▶ STATED GOAL
Copy out the listing that follows, exactly, without its pictures.
----
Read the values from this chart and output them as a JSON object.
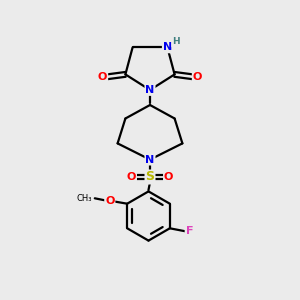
{
  "bg_color": "#ebebeb",
  "bond_color": "#000000",
  "atom_colors": {
    "N": "#0000ee",
    "O": "#ff0000",
    "S": "#b8b800",
    "F": "#dd44bb",
    "H": "#408080",
    "C": "#000000"
  },
  "figsize": [
    3.0,
    3.0
  ],
  "dpi": 100,
  "lw": 1.6
}
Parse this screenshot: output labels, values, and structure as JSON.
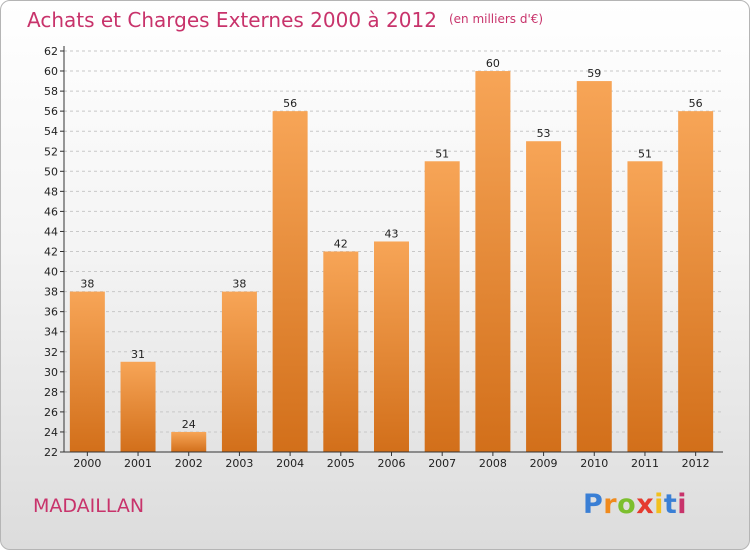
{
  "header": {
    "title": "Achats et Charges Externes 2000 à 2012",
    "unit": "(en milliers d'€)"
  },
  "footer": {
    "place": "MADAILLAN",
    "logo": {
      "p": "P",
      "r": "r",
      "o": "o",
      "x": "x",
      "i1": "i",
      "t": "t",
      "i2": "i"
    }
  },
  "colors": {
    "bar_top": "#f7a557",
    "bar_bottom": "#d26f1a",
    "title": "#c8336b",
    "axis": "#333333",
    "grid": "#c8c8c8"
  },
  "chart_data": {
    "type": "bar",
    "title": "Achats et Charges Externes 2000 à 2012",
    "subtitle": "(en milliers d'€)",
    "categories": [
      "2000",
      "2001",
      "2002",
      "2003",
      "2004",
      "2005",
      "2006",
      "2007",
      "2008",
      "2009",
      "2010",
      "2011",
      "2012"
    ],
    "values": [
      38,
      31,
      24,
      38,
      56,
      42,
      43,
      51,
      60,
      53,
      59,
      51,
      56
    ],
    "ylim": [
      22,
      62
    ],
    "ytick_step": 2,
    "xlabel": "",
    "ylabel": "",
    "grid": true,
    "legend": "none"
  }
}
----
▶ TASK RESPONSE
Read the values from this chart and output them as a JSON object.
{
  "bg_color": "#ebebeb",
  "bond_color": "#000000",
  "atom_colors": {
    "N": "#0000ee",
    "O": "#ff0000",
    "S": "#b8b800",
    "F": "#dd44bb",
    "H": "#408080",
    "C": "#000000"
  },
  "figsize": [
    3.0,
    3.0
  ],
  "dpi": 100,
  "lw": 1.6
}
Parse this screenshot: output labels, values, and structure as JSON.
{
  "header": {
    "title": "Achats et Charges Externes 2000 à 2012",
    "unit": "(en milliers d'€)"
  },
  "footer": {
    "place": "MADAILLAN",
    "logo": {
      "p": "P",
      "r": "r",
      "o": "o",
      "x": "x",
      "i1": "i",
      "t": "t",
      "i2": "i"
    }
  },
  "colors": {
    "bar_top": "#f7a557",
    "bar_bottom": "#d26f1a",
    "title": "#c8336b",
    "axis": "#333333",
    "grid": "#c8c8c8"
  },
  "chart_data": {
    "type": "bar",
    "title": "Achats et Charges Externes 2000 à 2012",
    "subtitle": "(en milliers d'€)",
    "categories": [
      "2000",
      "2001",
      "2002",
      "2003",
      "2004",
      "2005",
      "2006",
      "2007",
      "2008",
      "2009",
      "2010",
      "2011",
      "2012"
    ],
    "values": [
      38,
      31,
      24,
      38,
      56,
      42,
      43,
      51,
      60,
      53,
      59,
      51,
      56
    ],
    "ylim": [
      22,
      62
    ],
    "ytick_step": 2,
    "xlabel": "",
    "ylabel": "",
    "grid": true,
    "legend": "none"
  }
}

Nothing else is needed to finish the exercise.